▶ [TASKS TO COMPLETE]:
1) Copy from the travel passage, word for word, the part starting with "Can a place" and going on through "cute sized cousin.".
2) Answer these questions from the travel passage:
(a) How far is Los Tres Ojos from the colonial part of town?
(b) By what time of day had the writer finished seeing the caves?
(c) According to the Wikipedia explanation the passage cites, what kind of island was Curacao said to be?
3) Extend the travel passage, picking up after its last sentence.

▶ [SOURCE]:

Once you get down into the caves, it will just be you, a turtle, bats, fish, and lots of humidity. Pay the ferryman for the barge ride and enjoy the hidden world on the other side. With the entrance fee (up top) and the ferryman, it’s a cheap hour’s distraction. I think it was 100 pesos and 25 for the ride (2 bucks and 50 cents). Los Tres Ojos is located right off a major highway in Santo Domingo, and ten minute drive from colonial part of town.
There are a lot of stairs…
Having “done” this by 11 a.m., I felt quite good about going out to lunch before taking an epic siesta.
Can a place be “cute?” Yes. If it’s Curacao. According to Wikipedia, one of the explanations for the name of Curacao, is that it was an “island of healing” and cute. Okay, it only says stuff about healing. The photo shows some cute cucumbers with a less cute sized cousin.

▶ [RECORDED INFORMATION]:
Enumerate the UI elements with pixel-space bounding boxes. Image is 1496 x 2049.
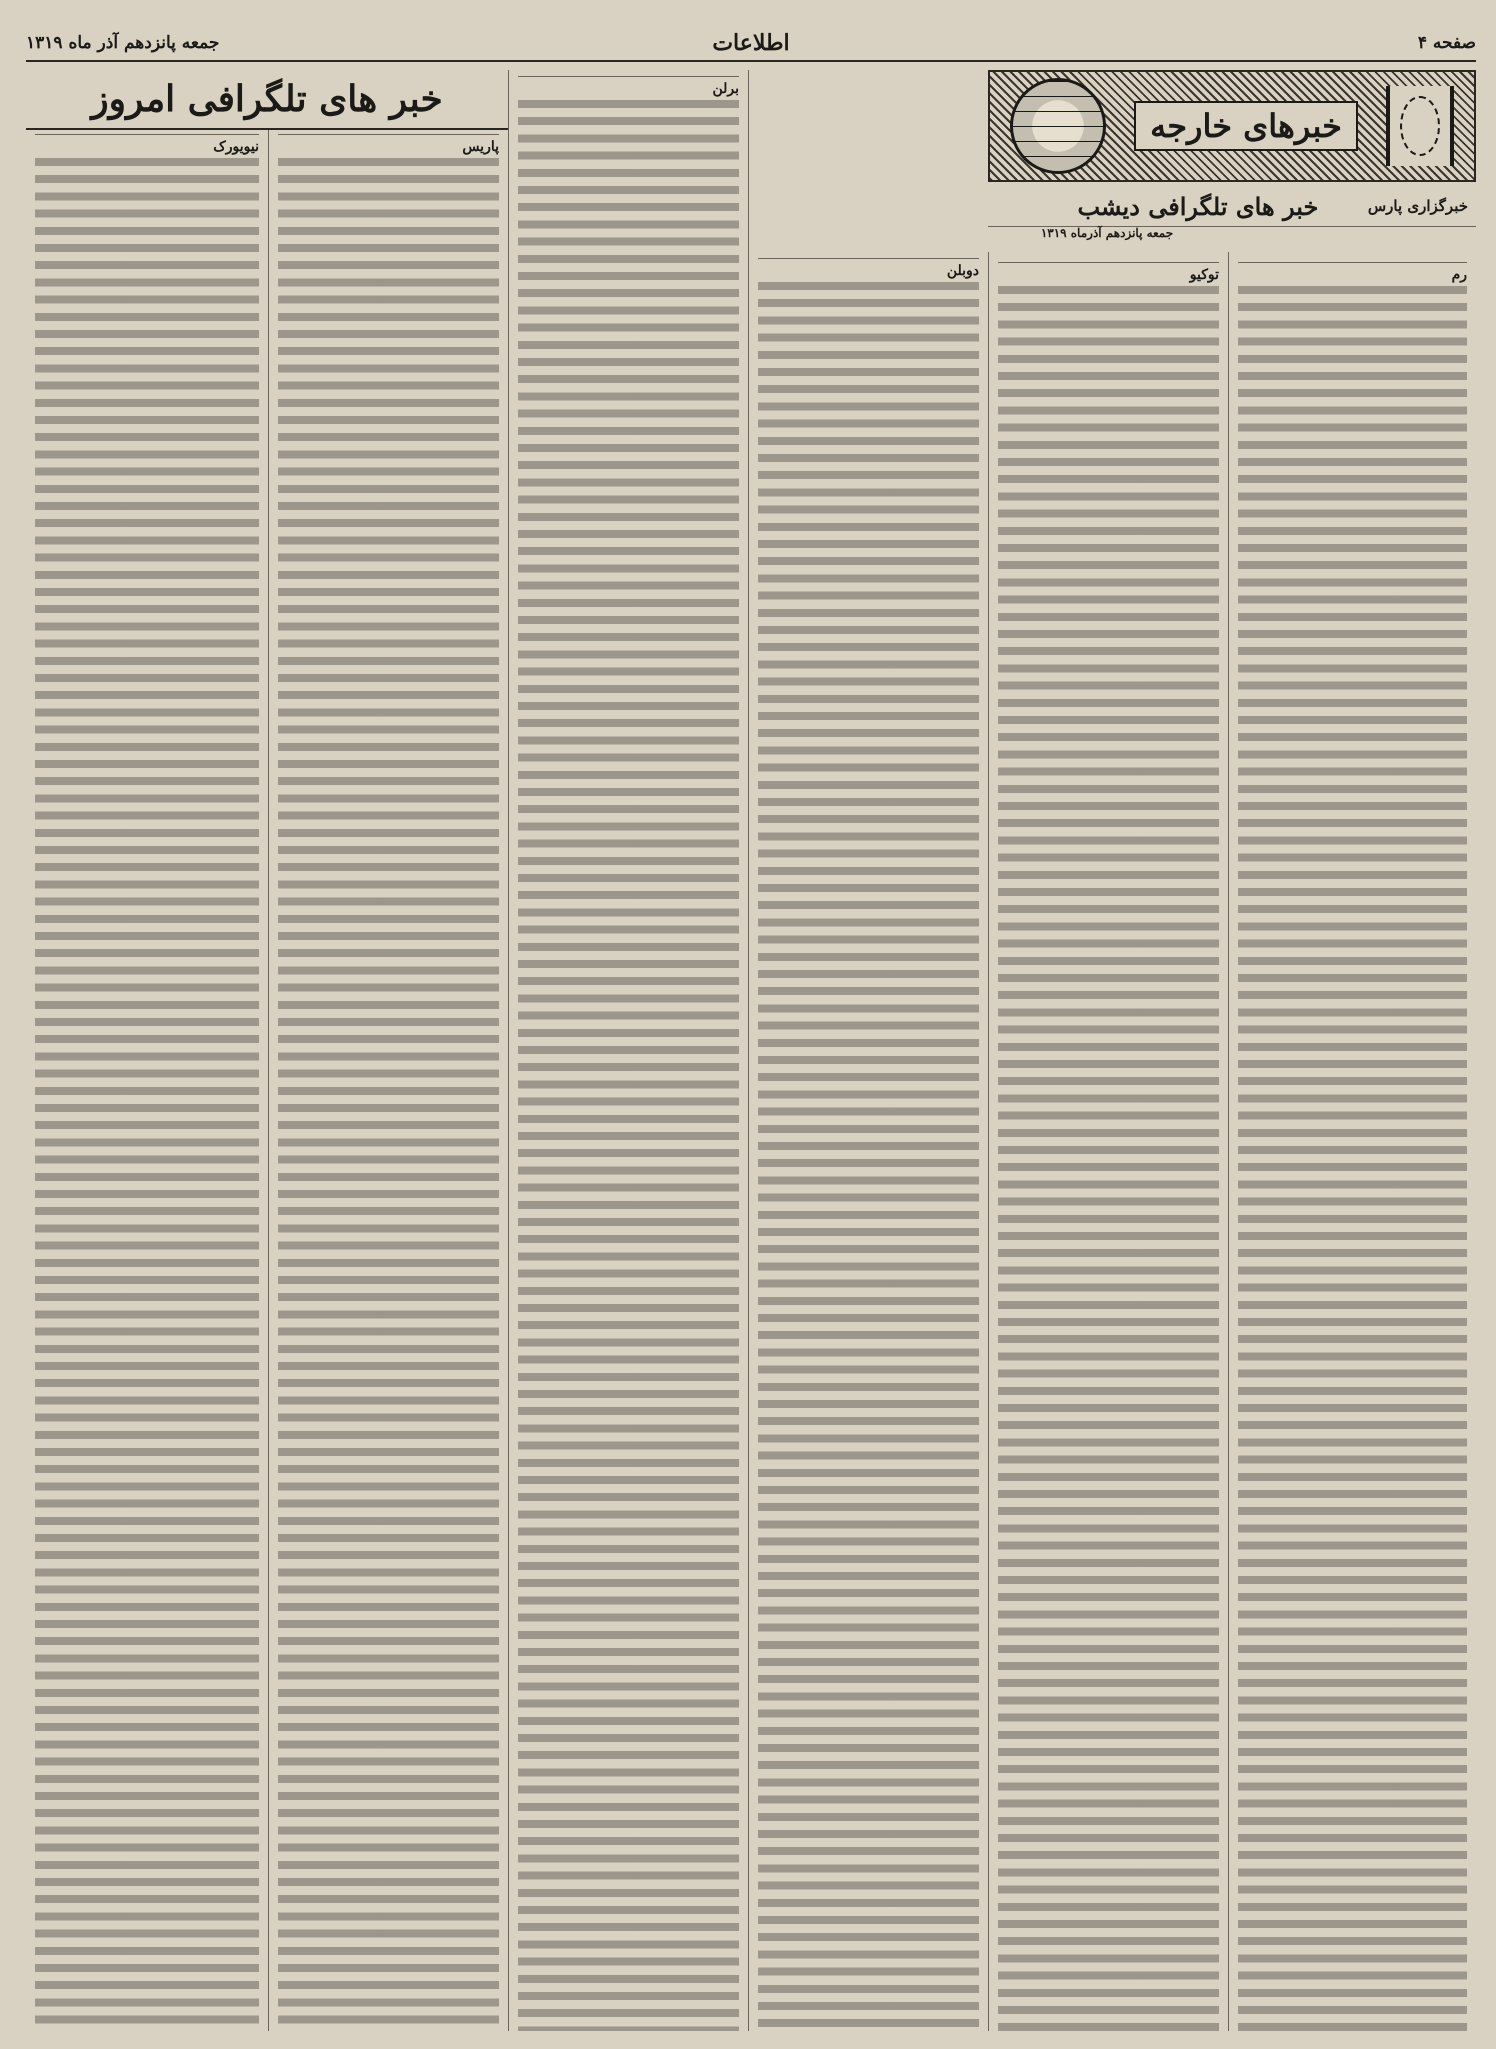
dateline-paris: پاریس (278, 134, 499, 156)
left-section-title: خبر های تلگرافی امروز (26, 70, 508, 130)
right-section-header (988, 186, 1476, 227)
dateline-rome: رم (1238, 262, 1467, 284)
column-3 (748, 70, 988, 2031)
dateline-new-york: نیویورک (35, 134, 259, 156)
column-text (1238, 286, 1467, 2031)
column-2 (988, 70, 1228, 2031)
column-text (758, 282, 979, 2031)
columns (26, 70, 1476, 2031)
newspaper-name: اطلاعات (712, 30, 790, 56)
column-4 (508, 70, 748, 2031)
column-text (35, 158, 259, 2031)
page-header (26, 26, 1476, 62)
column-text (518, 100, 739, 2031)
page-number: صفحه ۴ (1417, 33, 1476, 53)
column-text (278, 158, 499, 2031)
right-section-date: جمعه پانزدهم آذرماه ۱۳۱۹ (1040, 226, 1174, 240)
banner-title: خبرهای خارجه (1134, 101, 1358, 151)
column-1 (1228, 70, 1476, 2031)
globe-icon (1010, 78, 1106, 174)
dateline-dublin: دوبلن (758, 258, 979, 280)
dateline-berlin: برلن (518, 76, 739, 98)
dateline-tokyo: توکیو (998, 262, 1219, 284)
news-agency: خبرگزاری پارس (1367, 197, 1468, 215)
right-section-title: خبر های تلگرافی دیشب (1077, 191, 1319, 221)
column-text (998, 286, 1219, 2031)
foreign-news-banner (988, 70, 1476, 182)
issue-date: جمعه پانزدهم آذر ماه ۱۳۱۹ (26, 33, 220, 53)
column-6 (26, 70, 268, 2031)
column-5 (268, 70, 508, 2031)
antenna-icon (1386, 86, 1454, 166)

▶ [TASK-BY-TASK RESULTS]:
1)
Can a place be “cute?” Yes. If it’s Curacao. According to Wikipedia, one of the explanations for the name of Curacao, is that it was an “island of healing” and cute. Okay, it only says stuff about healing. The photo shows some cute cucumbers with a less cute sized cousin.

2)
(a) A ten-minute drive.
(b) 11 a.m.
(c) An "island of healing."

3)
Curacao is part of the ABC islands (Aruba, Bonaire, and Curacao) right off the coast of Venezuela. Willemstad, the capital, is like a Caribbean Amsterdam (this was a Dutch colony and one of the official languages is Dutch), pretty buildings, and walking streets. The outer part, the Otrabanda, is a two minute walk across the pedestrian bridge from the downtown, Punda. But, just to show how small this place is, when I asked a shopkeeper in Punda (downtown) about something in the Otrabanda area, he looked at me wide-eyed and said that he didn’t know what it was like over there. Two minutes away…
When I tried to find a local snack place, I kept walking past the street I was looking for, because the blocks are so small. Of course, I did find the snack place. The photo is from my breakfast at the Royal Dutch Cheesery. Please note that the Dutch like to eat sprinkles (two boxes upper left in photo) for breakfast.
Curacao is less cute once you leave downtown, but that’s a different topic. It’s also kind of pricey, being an island and all… but as you can pay in dollars and credit card, you will probably be able to afford the cheese. Oh, and the blue liquor as you leave through your special cruise ship terminal at the airport… I didn’t, so I can’t tell you about that.
San Andres is nice and has all the usual activities of a sun and sand vacation. Plus, San Andres has some decent restaurants and lots of duty-free shopping.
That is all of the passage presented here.